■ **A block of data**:

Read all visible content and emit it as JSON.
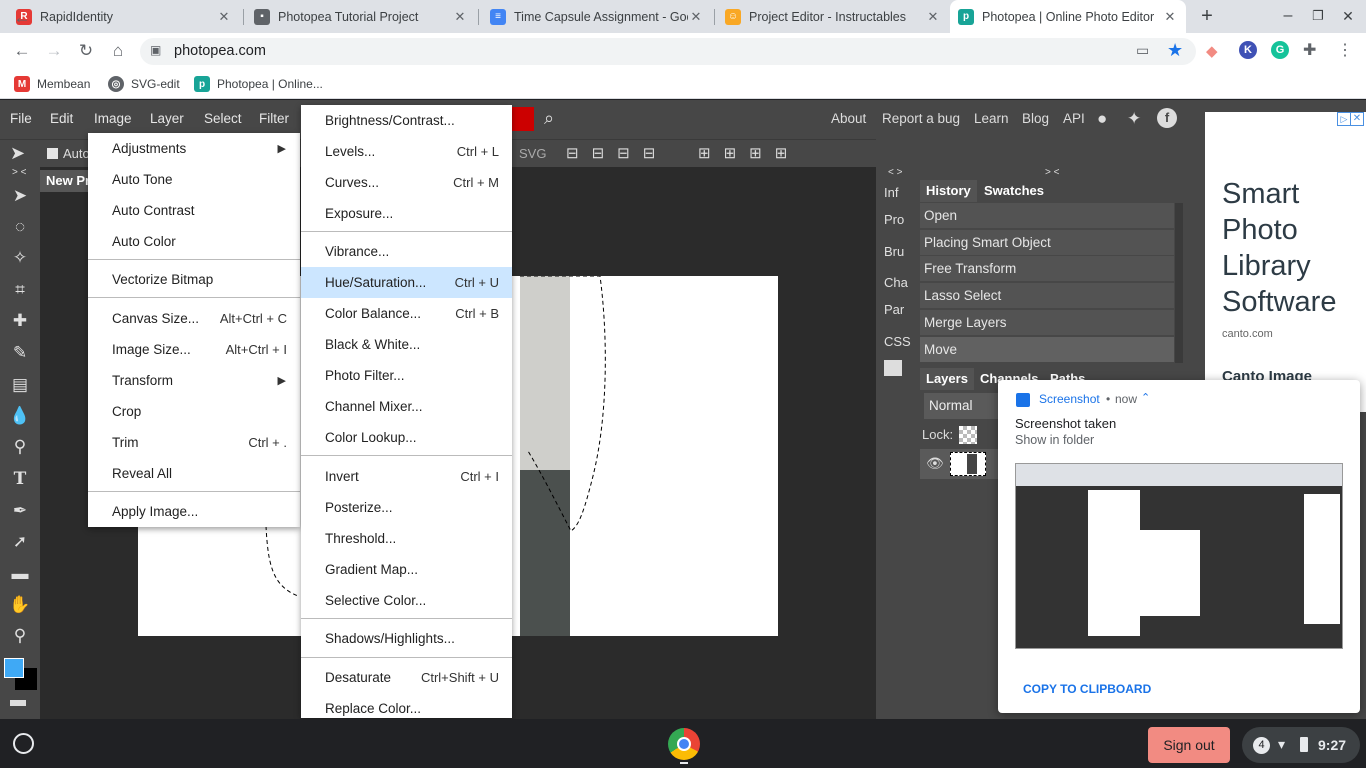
{
  "browser": {
    "tabs": [
      {
        "title": "RapidIdentity",
        "icon": "rapididentity-icon",
        "color": "#e53935",
        "active": false
      },
      {
        "title": "Photopea Tutorial Project",
        "icon": "document-icon",
        "color": "#5f6368",
        "active": false
      },
      {
        "title": "Time Capsule Assignment - Goo",
        "icon": "google-docs-icon",
        "color": "#4285f4",
        "active": false
      },
      {
        "title": "Project Editor - Instructables",
        "icon": "instructables-icon",
        "color": "#f9a825",
        "active": false
      },
      {
        "title": "Photopea | Online Photo Editor",
        "icon": "photopea-icon",
        "color": "#18a497",
        "active": true
      }
    ],
    "new_tab": "+",
    "url": "photopea.com",
    "bookmarks": [
      {
        "label": "Membean",
        "icon": "membean-icon"
      },
      {
        "label": "SVG-edit",
        "icon": "globe-icon"
      },
      {
        "label": "Photopea | Online...",
        "icon": "photopea-icon"
      }
    ]
  },
  "photopea": {
    "menubar": [
      "File",
      "Edit",
      "Image",
      "Layer",
      "Select",
      "Filter"
    ],
    "right_links": [
      "About",
      "Report a bug",
      "Learn",
      "Blog",
      "API"
    ],
    "options": {
      "auto_select": "Auto",
      "svg": "SVG"
    },
    "doc_tab": "New Pr",
    "collapse_left": "> <",
    "collapse_mid": "< >",
    "collapse_right": "> <",
    "side_labels": [
      "Inf",
      "Pro",
      "Bru",
      "Cha",
      "Par",
      "CSS"
    ],
    "history_tabs": [
      "History",
      "Swatches"
    ],
    "history_items": [
      "Open",
      "Placing Smart Object",
      "Free Transform",
      "Lasso Select",
      "Merge Layers",
      "Move"
    ],
    "layers_tabs": [
      "Layers",
      "Channels",
      "Paths"
    ],
    "blend_mode": "Normal",
    "lock_label": "Lock:",
    "colors": {
      "foreground": "#3fa9f5",
      "background": "#000000"
    }
  },
  "image_menu": {
    "items": [
      {
        "label": "Adjustments",
        "shortcut": "",
        "submenu": true
      },
      {
        "label": "Auto Tone",
        "shortcut": ""
      },
      {
        "label": "Auto Contrast",
        "shortcut": ""
      },
      {
        "label": "Auto Color",
        "shortcut": ""
      },
      {
        "label": "Vectorize Bitmap",
        "shortcut": ""
      },
      {
        "label": "Canvas Size...",
        "shortcut": "Alt+Ctrl + C"
      },
      {
        "label": "Image Size...",
        "shortcut": "Alt+Ctrl + I"
      },
      {
        "label": "Transform",
        "shortcut": "",
        "submenu": true
      },
      {
        "label": "Crop",
        "shortcut": ""
      },
      {
        "label": "Trim",
        "shortcut": "Ctrl + ."
      },
      {
        "label": "Reveal All",
        "shortcut": ""
      },
      {
        "label": "Apply Image...",
        "shortcut": ""
      }
    ]
  },
  "adjustments_menu": {
    "items": [
      {
        "label": "Brightness/Contrast...",
        "shortcut": ""
      },
      {
        "label": "Levels...",
        "shortcut": "Ctrl + L"
      },
      {
        "label": "Curves...",
        "shortcut": "Ctrl + M"
      },
      {
        "label": "Exposure...",
        "shortcut": ""
      },
      {
        "label": "Vibrance...",
        "shortcut": ""
      },
      {
        "label": "Hue/Saturation...",
        "shortcut": "Ctrl + U",
        "highlighted": true
      },
      {
        "label": "Color Balance...",
        "shortcut": "Ctrl + B"
      },
      {
        "label": "Black & White...",
        "shortcut": ""
      },
      {
        "label": "Photo Filter...",
        "shortcut": ""
      },
      {
        "label": "Channel Mixer...",
        "shortcut": ""
      },
      {
        "label": "Color Lookup...",
        "shortcut": ""
      },
      {
        "label": "Invert",
        "shortcut": "Ctrl + I"
      },
      {
        "label": "Posterize...",
        "shortcut": ""
      },
      {
        "label": "Threshold...",
        "shortcut": ""
      },
      {
        "label": "Gradient Map...",
        "shortcut": ""
      },
      {
        "label": "Selective Color...",
        "shortcut": ""
      },
      {
        "label": "Shadows/Highlights...",
        "shortcut": ""
      },
      {
        "label": "Desaturate",
        "shortcut": "Ctrl+Shift + U"
      },
      {
        "label": "Replace Color...",
        "shortcut": ""
      }
    ]
  },
  "ad": {
    "headline": "Smart Photo Library Software",
    "domain": "canto.com",
    "subhead": "Canto Image"
  },
  "notification": {
    "app": "Screenshot",
    "time": "now",
    "title": "Screenshot taken",
    "subtitle": "Show in folder",
    "action": "COPY TO CLIPBOARD"
  },
  "shelf": {
    "sign_out": "Sign out",
    "badge": "4",
    "time": "9:27"
  }
}
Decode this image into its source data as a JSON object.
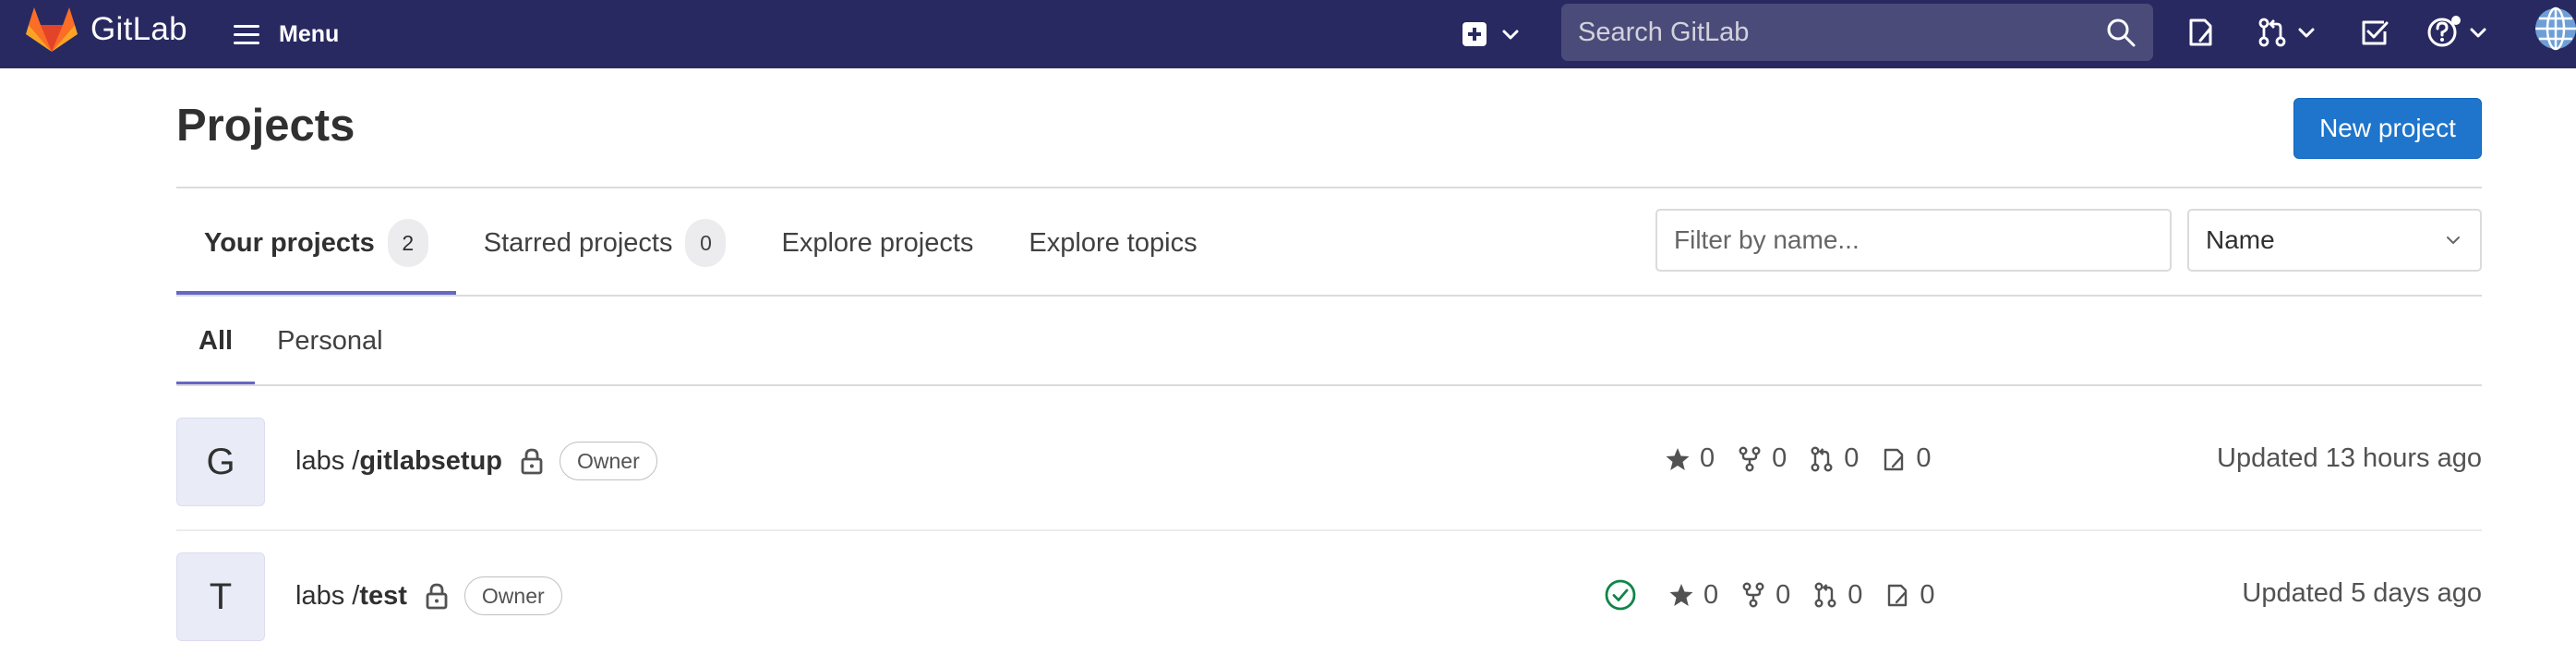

■ **Challenge**: Pull out each line of the listing that holds the string "JSON".

■ **Output for this task**:
Read all visible content and emit it as JSON.
Decode this image into its source data as a JSON object.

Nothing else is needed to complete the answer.